## To do
Go through the listing beneath this task and return every line that carries the string "data".

======

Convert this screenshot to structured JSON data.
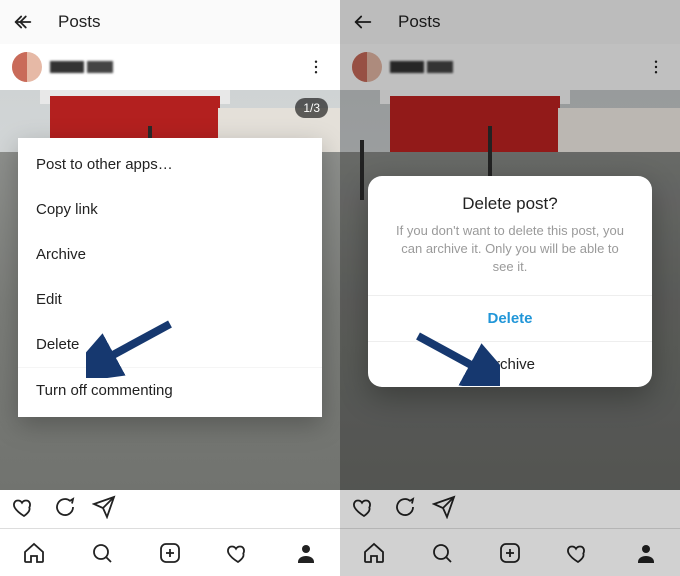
{
  "left": {
    "header": {
      "title": "Posts"
    },
    "photo_counter": "1/3",
    "menu": {
      "items": [
        {
          "label": "Post to other apps…"
        },
        {
          "label": "Copy link"
        },
        {
          "label": "Archive"
        },
        {
          "label": "Edit"
        },
        {
          "label": "Delete"
        },
        {
          "label": "Turn off commenting"
        }
      ]
    }
  },
  "right": {
    "header": {
      "title": "Posts"
    },
    "dialog": {
      "title": "Delete post?",
      "message": "If you don't want to delete this post, you can archive it. Only you will be able to see it.",
      "primary_label": "Delete",
      "secondary_label": "Archive"
    }
  },
  "colors": {
    "arrow": "#16386f"
  }
}
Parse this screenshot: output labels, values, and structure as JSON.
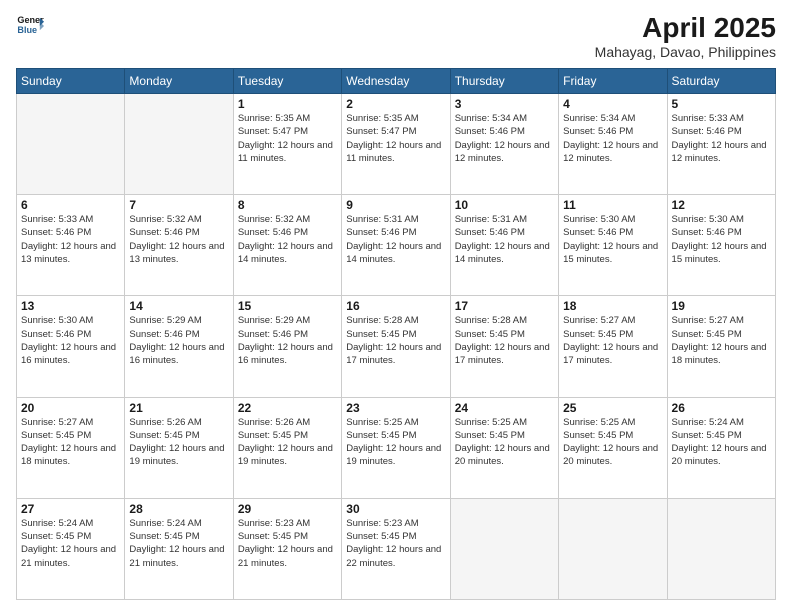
{
  "header": {
    "logo_line1": "General",
    "logo_line2": "Blue",
    "title": "April 2025",
    "subtitle": "Mahayag, Davao, Philippines"
  },
  "weekdays": [
    "Sunday",
    "Monday",
    "Tuesday",
    "Wednesday",
    "Thursday",
    "Friday",
    "Saturday"
  ],
  "weeks": [
    [
      {
        "day": "",
        "info": ""
      },
      {
        "day": "",
        "info": ""
      },
      {
        "day": "1",
        "info": "Sunrise: 5:35 AM\nSunset: 5:47 PM\nDaylight: 12 hours and 11 minutes."
      },
      {
        "day": "2",
        "info": "Sunrise: 5:35 AM\nSunset: 5:47 PM\nDaylight: 12 hours and 11 minutes."
      },
      {
        "day": "3",
        "info": "Sunrise: 5:34 AM\nSunset: 5:46 PM\nDaylight: 12 hours and 12 minutes."
      },
      {
        "day": "4",
        "info": "Sunrise: 5:34 AM\nSunset: 5:46 PM\nDaylight: 12 hours and 12 minutes."
      },
      {
        "day": "5",
        "info": "Sunrise: 5:33 AM\nSunset: 5:46 PM\nDaylight: 12 hours and 12 minutes."
      }
    ],
    [
      {
        "day": "6",
        "info": "Sunrise: 5:33 AM\nSunset: 5:46 PM\nDaylight: 12 hours and 13 minutes."
      },
      {
        "day": "7",
        "info": "Sunrise: 5:32 AM\nSunset: 5:46 PM\nDaylight: 12 hours and 13 minutes."
      },
      {
        "day": "8",
        "info": "Sunrise: 5:32 AM\nSunset: 5:46 PM\nDaylight: 12 hours and 14 minutes."
      },
      {
        "day": "9",
        "info": "Sunrise: 5:31 AM\nSunset: 5:46 PM\nDaylight: 12 hours and 14 minutes."
      },
      {
        "day": "10",
        "info": "Sunrise: 5:31 AM\nSunset: 5:46 PM\nDaylight: 12 hours and 14 minutes."
      },
      {
        "day": "11",
        "info": "Sunrise: 5:30 AM\nSunset: 5:46 PM\nDaylight: 12 hours and 15 minutes."
      },
      {
        "day": "12",
        "info": "Sunrise: 5:30 AM\nSunset: 5:46 PM\nDaylight: 12 hours and 15 minutes."
      }
    ],
    [
      {
        "day": "13",
        "info": "Sunrise: 5:30 AM\nSunset: 5:46 PM\nDaylight: 12 hours and 16 minutes."
      },
      {
        "day": "14",
        "info": "Sunrise: 5:29 AM\nSunset: 5:46 PM\nDaylight: 12 hours and 16 minutes."
      },
      {
        "day": "15",
        "info": "Sunrise: 5:29 AM\nSunset: 5:46 PM\nDaylight: 12 hours and 16 minutes."
      },
      {
        "day": "16",
        "info": "Sunrise: 5:28 AM\nSunset: 5:45 PM\nDaylight: 12 hours and 17 minutes."
      },
      {
        "day": "17",
        "info": "Sunrise: 5:28 AM\nSunset: 5:45 PM\nDaylight: 12 hours and 17 minutes."
      },
      {
        "day": "18",
        "info": "Sunrise: 5:27 AM\nSunset: 5:45 PM\nDaylight: 12 hours and 17 minutes."
      },
      {
        "day": "19",
        "info": "Sunrise: 5:27 AM\nSunset: 5:45 PM\nDaylight: 12 hours and 18 minutes."
      }
    ],
    [
      {
        "day": "20",
        "info": "Sunrise: 5:27 AM\nSunset: 5:45 PM\nDaylight: 12 hours and 18 minutes."
      },
      {
        "day": "21",
        "info": "Sunrise: 5:26 AM\nSunset: 5:45 PM\nDaylight: 12 hours and 19 minutes."
      },
      {
        "day": "22",
        "info": "Sunrise: 5:26 AM\nSunset: 5:45 PM\nDaylight: 12 hours and 19 minutes."
      },
      {
        "day": "23",
        "info": "Sunrise: 5:25 AM\nSunset: 5:45 PM\nDaylight: 12 hours and 19 minutes."
      },
      {
        "day": "24",
        "info": "Sunrise: 5:25 AM\nSunset: 5:45 PM\nDaylight: 12 hours and 20 minutes."
      },
      {
        "day": "25",
        "info": "Sunrise: 5:25 AM\nSunset: 5:45 PM\nDaylight: 12 hours and 20 minutes."
      },
      {
        "day": "26",
        "info": "Sunrise: 5:24 AM\nSunset: 5:45 PM\nDaylight: 12 hours and 20 minutes."
      }
    ],
    [
      {
        "day": "27",
        "info": "Sunrise: 5:24 AM\nSunset: 5:45 PM\nDaylight: 12 hours and 21 minutes."
      },
      {
        "day": "28",
        "info": "Sunrise: 5:24 AM\nSunset: 5:45 PM\nDaylight: 12 hours and 21 minutes."
      },
      {
        "day": "29",
        "info": "Sunrise: 5:23 AM\nSunset: 5:45 PM\nDaylight: 12 hours and 21 minutes."
      },
      {
        "day": "30",
        "info": "Sunrise: 5:23 AM\nSunset: 5:45 PM\nDaylight: 12 hours and 22 minutes."
      },
      {
        "day": "",
        "info": ""
      },
      {
        "day": "",
        "info": ""
      },
      {
        "day": "",
        "info": ""
      }
    ]
  ]
}
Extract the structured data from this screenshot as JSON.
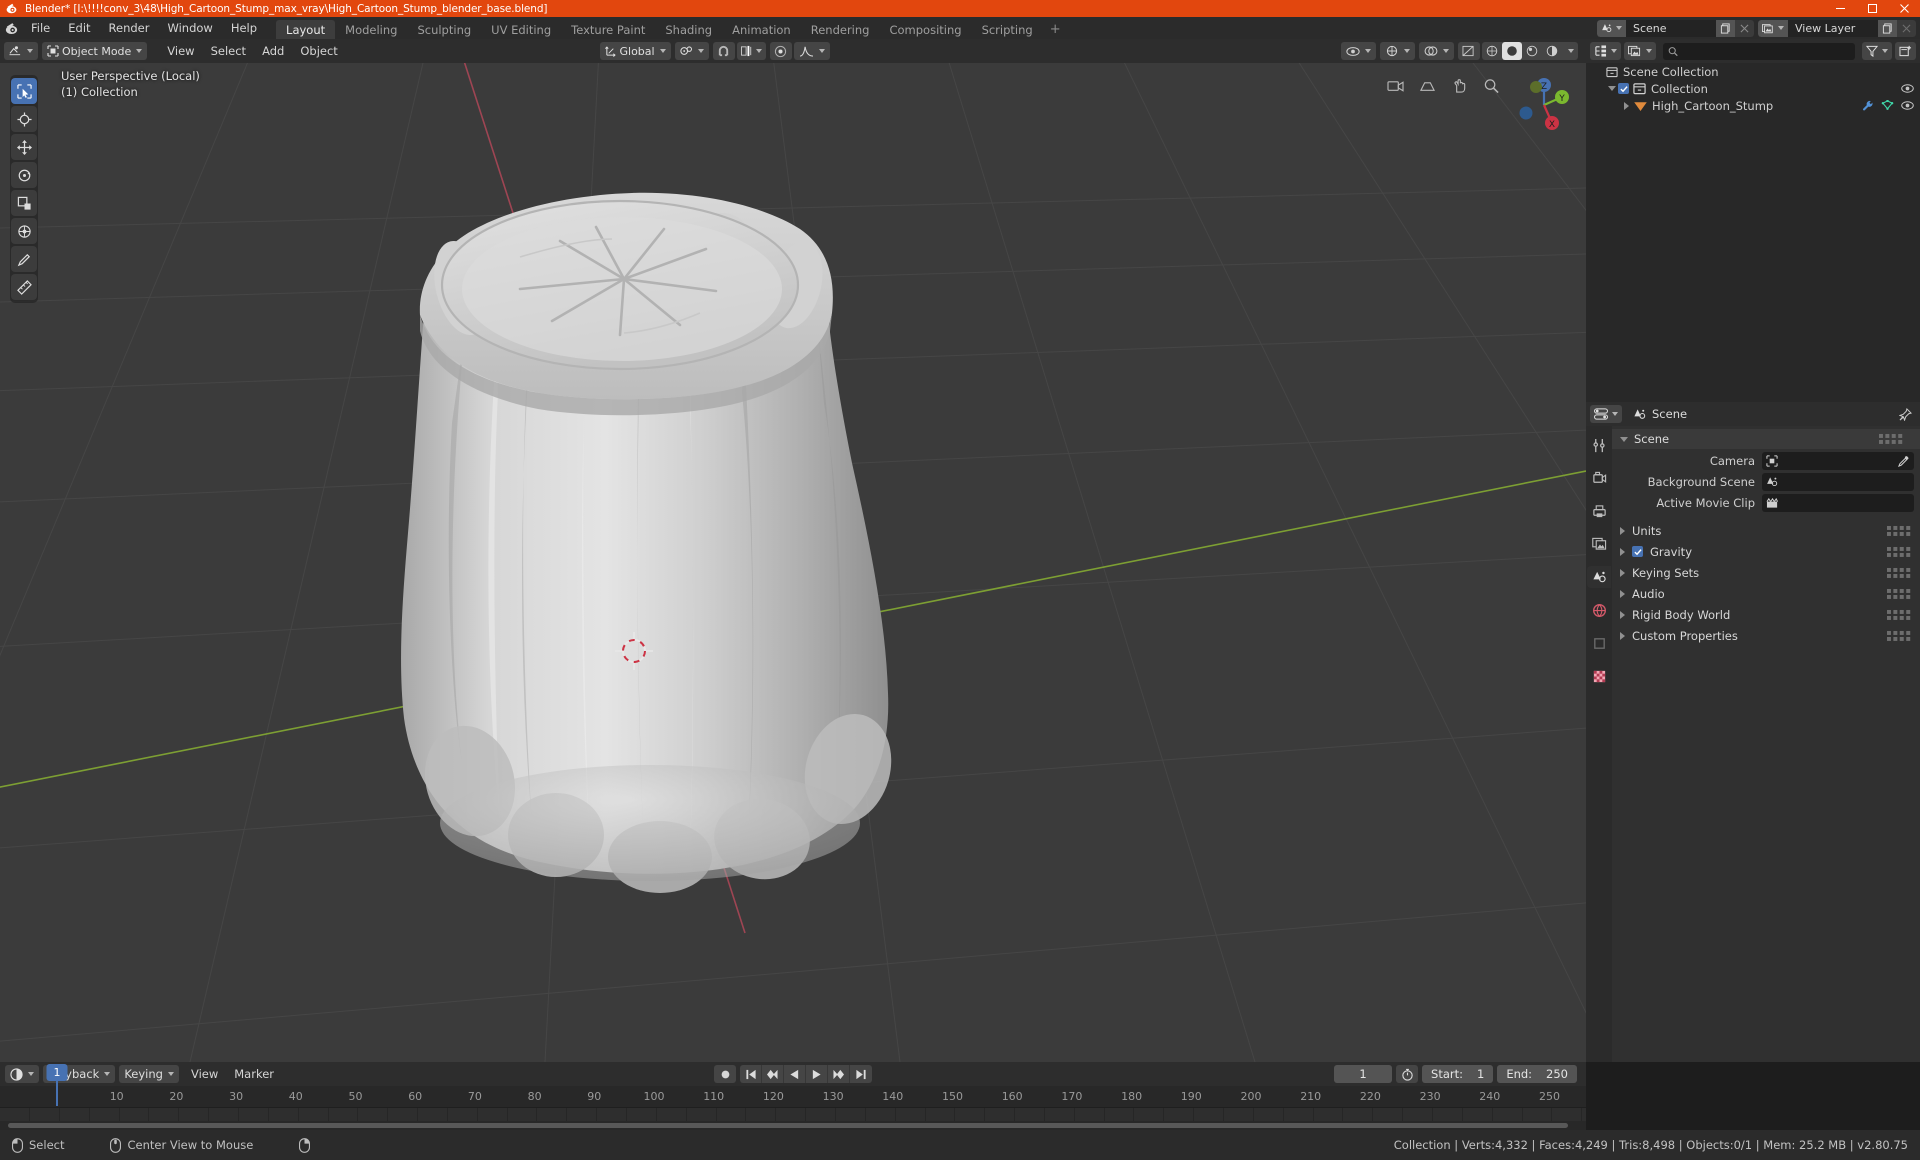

======

## Task solution
Convert this screenshot to structured JSON data.
Extract the structured data from this screenshot as JSON.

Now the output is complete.